# Goal of the exercise
Starting at the top of the listing and ending with the line that contains "band-line xyxy=(61,430,1457,497)", swap "x-tick-label" for "x-axis-label". Give those lines again with everything else left unchanged.

Dataset records:

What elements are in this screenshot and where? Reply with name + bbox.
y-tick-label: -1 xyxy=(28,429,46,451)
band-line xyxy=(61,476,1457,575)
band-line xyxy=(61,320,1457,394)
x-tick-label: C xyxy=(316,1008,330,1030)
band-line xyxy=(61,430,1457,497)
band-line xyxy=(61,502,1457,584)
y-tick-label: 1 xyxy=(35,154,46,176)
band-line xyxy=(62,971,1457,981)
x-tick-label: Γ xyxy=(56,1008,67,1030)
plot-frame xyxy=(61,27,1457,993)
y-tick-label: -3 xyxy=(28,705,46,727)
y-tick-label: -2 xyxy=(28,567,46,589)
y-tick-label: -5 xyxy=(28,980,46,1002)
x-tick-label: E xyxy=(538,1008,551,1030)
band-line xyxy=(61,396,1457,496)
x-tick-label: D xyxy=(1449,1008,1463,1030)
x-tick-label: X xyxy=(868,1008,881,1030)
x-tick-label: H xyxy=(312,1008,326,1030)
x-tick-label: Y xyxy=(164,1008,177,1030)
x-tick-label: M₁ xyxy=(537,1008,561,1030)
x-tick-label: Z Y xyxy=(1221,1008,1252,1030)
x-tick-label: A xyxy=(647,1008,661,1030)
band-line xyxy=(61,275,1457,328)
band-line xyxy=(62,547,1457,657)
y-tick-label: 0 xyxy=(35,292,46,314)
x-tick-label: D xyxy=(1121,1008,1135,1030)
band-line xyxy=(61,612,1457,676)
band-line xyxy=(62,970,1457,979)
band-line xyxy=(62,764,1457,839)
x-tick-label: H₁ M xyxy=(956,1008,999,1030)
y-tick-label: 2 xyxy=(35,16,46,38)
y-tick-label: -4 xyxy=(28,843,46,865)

# Exercise answer
What elements are in this screenshot and where? Reply with name + bbox.
y-tick-label: -1 xyxy=(28,429,46,451)
band-line xyxy=(61,476,1457,575)
band-line xyxy=(61,320,1457,394)
x-axis-label: C xyxy=(316,1008,330,1030)
band-line xyxy=(61,430,1457,497)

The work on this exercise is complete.